Exercise goal.
Take the material and output all of it exactly.

Given entries.
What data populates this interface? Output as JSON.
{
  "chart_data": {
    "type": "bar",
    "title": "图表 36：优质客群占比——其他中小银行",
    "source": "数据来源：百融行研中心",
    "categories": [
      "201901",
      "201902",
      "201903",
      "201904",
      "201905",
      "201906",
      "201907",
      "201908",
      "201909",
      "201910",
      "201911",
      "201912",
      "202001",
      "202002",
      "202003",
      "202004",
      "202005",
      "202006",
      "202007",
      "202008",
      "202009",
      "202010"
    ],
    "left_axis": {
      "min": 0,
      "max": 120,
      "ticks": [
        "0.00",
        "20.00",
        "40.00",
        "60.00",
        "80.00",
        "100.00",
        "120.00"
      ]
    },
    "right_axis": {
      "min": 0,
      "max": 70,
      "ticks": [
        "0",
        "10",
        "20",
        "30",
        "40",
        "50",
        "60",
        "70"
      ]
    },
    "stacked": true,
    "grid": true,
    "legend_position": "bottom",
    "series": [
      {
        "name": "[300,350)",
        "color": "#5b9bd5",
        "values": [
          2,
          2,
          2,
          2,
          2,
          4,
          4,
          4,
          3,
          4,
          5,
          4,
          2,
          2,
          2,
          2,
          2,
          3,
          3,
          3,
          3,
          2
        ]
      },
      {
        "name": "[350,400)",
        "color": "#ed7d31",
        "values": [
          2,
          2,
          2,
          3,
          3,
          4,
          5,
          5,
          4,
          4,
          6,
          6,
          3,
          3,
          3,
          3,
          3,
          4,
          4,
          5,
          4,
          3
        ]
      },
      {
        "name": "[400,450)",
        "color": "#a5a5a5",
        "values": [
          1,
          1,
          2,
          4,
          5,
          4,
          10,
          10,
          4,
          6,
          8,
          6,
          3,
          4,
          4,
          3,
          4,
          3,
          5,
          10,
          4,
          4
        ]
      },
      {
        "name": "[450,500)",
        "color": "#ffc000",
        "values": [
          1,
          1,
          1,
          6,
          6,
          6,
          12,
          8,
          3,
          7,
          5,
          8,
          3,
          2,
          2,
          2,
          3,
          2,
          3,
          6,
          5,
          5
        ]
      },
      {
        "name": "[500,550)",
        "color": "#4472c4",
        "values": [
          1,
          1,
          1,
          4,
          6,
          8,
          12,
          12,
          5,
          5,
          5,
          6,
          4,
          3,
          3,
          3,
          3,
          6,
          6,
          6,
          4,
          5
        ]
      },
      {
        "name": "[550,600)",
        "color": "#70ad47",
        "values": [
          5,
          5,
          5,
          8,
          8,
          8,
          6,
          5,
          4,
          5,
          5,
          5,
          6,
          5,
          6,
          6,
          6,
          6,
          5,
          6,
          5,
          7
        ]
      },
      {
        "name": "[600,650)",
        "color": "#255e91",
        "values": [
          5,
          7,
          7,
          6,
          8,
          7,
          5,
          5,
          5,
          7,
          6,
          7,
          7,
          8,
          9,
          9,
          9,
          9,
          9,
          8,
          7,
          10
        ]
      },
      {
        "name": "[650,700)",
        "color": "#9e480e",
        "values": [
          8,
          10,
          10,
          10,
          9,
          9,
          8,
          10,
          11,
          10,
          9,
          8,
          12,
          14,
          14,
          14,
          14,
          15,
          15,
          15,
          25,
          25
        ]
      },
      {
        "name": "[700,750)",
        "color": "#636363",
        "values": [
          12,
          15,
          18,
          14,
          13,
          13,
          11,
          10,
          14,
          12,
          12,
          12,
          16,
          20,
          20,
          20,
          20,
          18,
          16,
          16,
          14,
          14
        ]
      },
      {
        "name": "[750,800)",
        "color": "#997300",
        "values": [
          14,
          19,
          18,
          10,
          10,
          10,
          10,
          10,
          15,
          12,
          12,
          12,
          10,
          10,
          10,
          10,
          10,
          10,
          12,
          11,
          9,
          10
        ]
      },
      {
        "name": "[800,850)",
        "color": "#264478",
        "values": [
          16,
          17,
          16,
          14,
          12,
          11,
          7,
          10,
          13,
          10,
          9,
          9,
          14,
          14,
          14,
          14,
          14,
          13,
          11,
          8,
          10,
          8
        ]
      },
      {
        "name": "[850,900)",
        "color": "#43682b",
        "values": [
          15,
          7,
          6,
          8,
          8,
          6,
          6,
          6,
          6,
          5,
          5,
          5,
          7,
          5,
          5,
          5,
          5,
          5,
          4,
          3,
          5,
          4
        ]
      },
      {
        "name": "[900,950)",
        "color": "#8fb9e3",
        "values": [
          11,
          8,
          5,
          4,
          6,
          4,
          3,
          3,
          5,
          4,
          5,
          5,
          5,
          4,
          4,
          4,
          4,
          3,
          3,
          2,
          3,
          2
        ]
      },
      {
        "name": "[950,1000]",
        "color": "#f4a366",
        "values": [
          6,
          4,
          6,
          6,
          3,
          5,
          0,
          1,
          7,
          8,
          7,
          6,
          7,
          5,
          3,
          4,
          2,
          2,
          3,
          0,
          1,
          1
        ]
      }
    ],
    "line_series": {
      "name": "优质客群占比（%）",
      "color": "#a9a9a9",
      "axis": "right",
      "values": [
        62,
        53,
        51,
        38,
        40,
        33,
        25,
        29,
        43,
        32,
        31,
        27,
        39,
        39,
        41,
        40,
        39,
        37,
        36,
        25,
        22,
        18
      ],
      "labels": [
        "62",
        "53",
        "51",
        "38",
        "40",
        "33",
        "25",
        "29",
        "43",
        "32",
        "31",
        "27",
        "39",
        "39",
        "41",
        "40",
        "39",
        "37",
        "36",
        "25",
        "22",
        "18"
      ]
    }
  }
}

Exercise answer.
What data populates this interface? Output as JSON.
{
  "chart_data": {
    "type": "bar",
    "title": "图表 36：优质客群占比——其他中小银行",
    "source": "数据来源：百融行研中心",
    "categories": [
      "201901",
      "201902",
      "201903",
      "201904",
      "201905",
      "201906",
      "201907",
      "201908",
      "201909",
      "201910",
      "201911",
      "201912",
      "202001",
      "202002",
      "202003",
      "202004",
      "202005",
      "202006",
      "202007",
      "202008",
      "202009",
      "202010"
    ],
    "left_axis": {
      "min": 0,
      "max": 120,
      "ticks": [
        "0.00",
        "20.00",
        "40.00",
        "60.00",
        "80.00",
        "100.00",
        "120.00"
      ]
    },
    "right_axis": {
      "min": 0,
      "max": 70,
      "ticks": [
        "0",
        "10",
        "20",
        "30",
        "40",
        "50",
        "60",
        "70"
      ]
    },
    "stacked": true,
    "grid": true,
    "legend_position": "bottom",
    "series": [
      {
        "name": "[300,350)",
        "color": "#5b9bd5",
        "values": [
          2,
          2,
          2,
          2,
          2,
          4,
          4,
          4,
          3,
          4,
          5,
          4,
          2,
          2,
          2,
          2,
          2,
          3,
          3,
          3,
          3,
          2
        ]
      },
      {
        "name": "[350,400)",
        "color": "#ed7d31",
        "values": [
          2,
          2,
          2,
          3,
          3,
          4,
          5,
          5,
          4,
          4,
          6,
          6,
          3,
          3,
          3,
          3,
          3,
          4,
          4,
          5,
          4,
          3
        ]
      },
      {
        "name": "[400,450)",
        "color": "#a5a5a5",
        "values": [
          1,
          1,
          2,
          4,
          5,
          4,
          10,
          10,
          4,
          6,
          8,
          6,
          3,
          4,
          4,
          3,
          4,
          3,
          5,
          10,
          4,
          4
        ]
      },
      {
        "name": "[450,500)",
        "color": "#ffc000",
        "values": [
          1,
          1,
          1,
          6,
          6,
          6,
          12,
          8,
          3,
          7,
          5,
          8,
          3,
          2,
          2,
          2,
          3,
          2,
          3,
          6,
          5,
          5
        ]
      },
      {
        "name": "[500,550)",
        "color": "#4472c4",
        "values": [
          1,
          1,
          1,
          4,
          6,
          8,
          12,
          12,
          5,
          5,
          5,
          6,
          4,
          3,
          3,
          3,
          3,
          6,
          6,
          6,
          4,
          5
        ]
      },
      {
        "name": "[550,600)",
        "color": "#70ad47",
        "values": [
          5,
          5,
          5,
          8,
          8,
          8,
          6,
          5,
          4,
          5,
          5,
          5,
          6,
          5,
          6,
          6,
          6,
          6,
          5,
          6,
          5,
          7
        ]
      },
      {
        "name": "[600,650)",
        "color": "#255e91",
        "values": [
          5,
          7,
          7,
          6,
          8,
          7,
          5,
          5,
          5,
          7,
          6,
          7,
          7,
          8,
          9,
          9,
          9,
          9,
          9,
          8,
          7,
          10
        ]
      },
      {
        "name": "[650,700)",
        "color": "#9e480e",
        "values": [
          8,
          10,
          10,
          10,
          9,
          9,
          8,
          10,
          11,
          10,
          9,
          8,
          12,
          14,
          14,
          14,
          14,
          15,
          15,
          15,
          25,
          25
        ]
      },
      {
        "name": "[700,750)",
        "color": "#636363",
        "values": [
          12,
          15,
          18,
          14,
          13,
          13,
          11,
          10,
          14,
          12,
          12,
          12,
          16,
          20,
          20,
          20,
          20,
          18,
          16,
          16,
          14,
          14
        ]
      },
      {
        "name": "[750,800)",
        "color": "#997300",
        "values": [
          14,
          19,
          18,
          10,
          10,
          10,
          10,
          10,
          15,
          12,
          12,
          12,
          10,
          10,
          10,
          10,
          10,
          10,
          12,
          11,
          9,
          10
        ]
      },
      {
        "name": "[800,850)",
        "color": "#264478",
        "values": [
          16,
          17,
          16,
          14,
          12,
          11,
          7,
          10,
          13,
          10,
          9,
          9,
          14,
          14,
          14,
          14,
          14,
          13,
          11,
          8,
          10,
          8
        ]
      },
      {
        "name": "[850,900)",
        "color": "#43682b",
        "values": [
          15,
          7,
          6,
          8,
          8,
          6,
          6,
          6,
          6,
          5,
          5,
          5,
          7,
          5,
          5,
          5,
          5,
          5,
          4,
          3,
          5,
          4
        ]
      },
      {
        "name": "[900,950)",
        "color": "#8fb9e3",
        "values": [
          11,
          8,
          5,
          4,
          6,
          4,
          3,
          3,
          5,
          4,
          5,
          5,
          5,
          4,
          4,
          4,
          4,
          3,
          3,
          2,
          3,
          2
        ]
      },
      {
        "name": "[950,1000]",
        "color": "#f4a366",
        "values": [
          6,
          4,
          6,
          6,
          3,
          5,
          0,
          1,
          7,
          8,
          7,
          6,
          7,
          5,
          3,
          4,
          2,
          2,
          3,
          0,
          1,
          1
        ]
      }
    ],
    "line_series": {
      "name": "优质客群占比（%）",
      "color": "#a9a9a9",
      "axis": "right",
      "values": [
        62,
        53,
        51,
        38,
        40,
        33,
        25,
        29,
        43,
        32,
        31,
        27,
        39,
        39,
        41,
        40,
        39,
        37,
        36,
        25,
        22,
        18
      ],
      "labels": [
        "62",
        "53",
        "51",
        "38",
        "40",
        "33",
        "25",
        "29",
        "43",
        "32",
        "31",
        "27",
        "39",
        "39",
        "41",
        "40",
        "39",
        "37",
        "36",
        "25",
        "22",
        "18"
      ]
    }
  }
}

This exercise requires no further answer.